Task brief: Output only the count of lines that contain "Product".

── Given data ──

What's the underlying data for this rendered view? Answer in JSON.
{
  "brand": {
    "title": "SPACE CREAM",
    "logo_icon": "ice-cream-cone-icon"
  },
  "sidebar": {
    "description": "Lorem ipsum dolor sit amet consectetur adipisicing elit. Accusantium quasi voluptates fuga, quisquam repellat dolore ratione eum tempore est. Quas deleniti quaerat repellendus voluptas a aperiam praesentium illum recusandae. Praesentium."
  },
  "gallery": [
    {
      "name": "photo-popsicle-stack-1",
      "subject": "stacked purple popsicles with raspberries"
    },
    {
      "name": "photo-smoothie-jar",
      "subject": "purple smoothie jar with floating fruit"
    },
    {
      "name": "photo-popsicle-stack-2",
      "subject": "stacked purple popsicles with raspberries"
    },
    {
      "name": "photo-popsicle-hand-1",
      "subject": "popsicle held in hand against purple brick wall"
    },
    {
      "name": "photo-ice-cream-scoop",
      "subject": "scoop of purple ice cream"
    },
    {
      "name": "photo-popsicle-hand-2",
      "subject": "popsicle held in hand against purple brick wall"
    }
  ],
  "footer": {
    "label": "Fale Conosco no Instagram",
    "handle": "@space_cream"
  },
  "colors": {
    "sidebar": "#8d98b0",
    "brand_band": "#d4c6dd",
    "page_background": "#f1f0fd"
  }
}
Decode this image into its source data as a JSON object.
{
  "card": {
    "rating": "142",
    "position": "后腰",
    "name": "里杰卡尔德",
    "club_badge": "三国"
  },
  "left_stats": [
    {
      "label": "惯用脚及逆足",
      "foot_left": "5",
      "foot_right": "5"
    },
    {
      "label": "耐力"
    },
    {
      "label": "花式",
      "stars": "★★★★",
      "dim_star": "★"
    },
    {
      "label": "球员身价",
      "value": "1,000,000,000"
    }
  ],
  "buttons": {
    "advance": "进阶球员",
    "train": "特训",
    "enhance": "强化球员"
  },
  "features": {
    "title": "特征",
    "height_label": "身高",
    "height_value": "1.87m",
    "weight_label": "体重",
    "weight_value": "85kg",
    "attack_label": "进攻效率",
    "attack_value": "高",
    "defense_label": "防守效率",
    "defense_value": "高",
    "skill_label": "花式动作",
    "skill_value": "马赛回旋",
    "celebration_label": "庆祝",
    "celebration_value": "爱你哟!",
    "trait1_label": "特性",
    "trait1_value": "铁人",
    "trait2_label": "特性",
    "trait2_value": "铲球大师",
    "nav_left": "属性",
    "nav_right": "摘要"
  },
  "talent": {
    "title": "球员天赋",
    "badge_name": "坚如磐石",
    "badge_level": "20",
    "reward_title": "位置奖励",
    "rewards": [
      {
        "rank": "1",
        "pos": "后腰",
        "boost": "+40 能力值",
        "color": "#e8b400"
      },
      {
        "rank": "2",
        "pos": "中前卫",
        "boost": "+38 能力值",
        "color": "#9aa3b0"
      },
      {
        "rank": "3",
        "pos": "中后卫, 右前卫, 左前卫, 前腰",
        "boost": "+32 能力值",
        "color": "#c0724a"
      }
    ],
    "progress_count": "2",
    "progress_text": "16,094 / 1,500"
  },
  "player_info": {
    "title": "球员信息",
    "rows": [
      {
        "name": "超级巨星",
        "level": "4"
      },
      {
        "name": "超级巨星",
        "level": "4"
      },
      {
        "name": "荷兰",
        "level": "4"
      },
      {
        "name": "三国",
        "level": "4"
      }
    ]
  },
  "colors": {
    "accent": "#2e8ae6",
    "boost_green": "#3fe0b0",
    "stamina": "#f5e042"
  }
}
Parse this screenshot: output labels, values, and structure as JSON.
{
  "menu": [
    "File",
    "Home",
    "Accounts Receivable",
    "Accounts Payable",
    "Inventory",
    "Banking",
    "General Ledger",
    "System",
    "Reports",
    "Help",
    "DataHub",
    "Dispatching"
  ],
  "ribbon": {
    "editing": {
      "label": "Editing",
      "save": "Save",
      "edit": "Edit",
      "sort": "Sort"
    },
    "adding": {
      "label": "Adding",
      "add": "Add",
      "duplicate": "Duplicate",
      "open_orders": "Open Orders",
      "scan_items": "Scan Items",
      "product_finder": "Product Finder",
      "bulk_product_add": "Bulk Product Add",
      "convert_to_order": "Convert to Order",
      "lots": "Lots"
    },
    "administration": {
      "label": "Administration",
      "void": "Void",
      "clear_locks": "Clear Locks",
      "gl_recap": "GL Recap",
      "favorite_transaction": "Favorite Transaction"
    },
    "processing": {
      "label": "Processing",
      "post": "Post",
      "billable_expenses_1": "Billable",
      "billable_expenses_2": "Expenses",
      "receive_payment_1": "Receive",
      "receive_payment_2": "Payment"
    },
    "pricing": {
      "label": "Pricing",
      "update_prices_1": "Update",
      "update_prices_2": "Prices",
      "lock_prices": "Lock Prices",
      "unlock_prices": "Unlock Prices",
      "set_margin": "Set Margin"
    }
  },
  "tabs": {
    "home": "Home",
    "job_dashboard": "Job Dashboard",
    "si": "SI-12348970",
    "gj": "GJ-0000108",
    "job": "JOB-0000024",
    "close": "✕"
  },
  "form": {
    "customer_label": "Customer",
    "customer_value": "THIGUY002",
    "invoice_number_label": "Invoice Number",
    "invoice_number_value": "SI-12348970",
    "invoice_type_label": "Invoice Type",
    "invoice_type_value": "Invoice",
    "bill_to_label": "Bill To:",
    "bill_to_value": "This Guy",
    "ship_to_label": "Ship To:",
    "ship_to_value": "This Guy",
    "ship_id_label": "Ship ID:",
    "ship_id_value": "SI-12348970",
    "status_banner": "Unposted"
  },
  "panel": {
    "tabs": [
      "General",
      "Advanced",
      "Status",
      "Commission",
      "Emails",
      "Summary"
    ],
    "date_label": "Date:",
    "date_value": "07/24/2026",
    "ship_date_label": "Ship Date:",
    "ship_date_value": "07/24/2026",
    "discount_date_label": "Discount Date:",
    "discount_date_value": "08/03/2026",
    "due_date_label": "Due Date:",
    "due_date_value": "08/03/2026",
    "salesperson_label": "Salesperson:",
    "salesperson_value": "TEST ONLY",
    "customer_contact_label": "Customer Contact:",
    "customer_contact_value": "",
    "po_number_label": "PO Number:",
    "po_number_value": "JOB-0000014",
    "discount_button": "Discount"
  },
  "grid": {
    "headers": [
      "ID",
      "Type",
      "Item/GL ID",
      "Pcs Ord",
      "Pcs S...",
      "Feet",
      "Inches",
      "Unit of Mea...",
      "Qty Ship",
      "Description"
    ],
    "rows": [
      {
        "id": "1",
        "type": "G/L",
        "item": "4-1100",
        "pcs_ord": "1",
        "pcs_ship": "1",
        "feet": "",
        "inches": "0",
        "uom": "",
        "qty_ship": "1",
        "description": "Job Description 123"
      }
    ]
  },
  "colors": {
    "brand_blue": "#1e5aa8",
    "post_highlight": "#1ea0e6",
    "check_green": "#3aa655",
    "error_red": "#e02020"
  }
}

───

Response: 2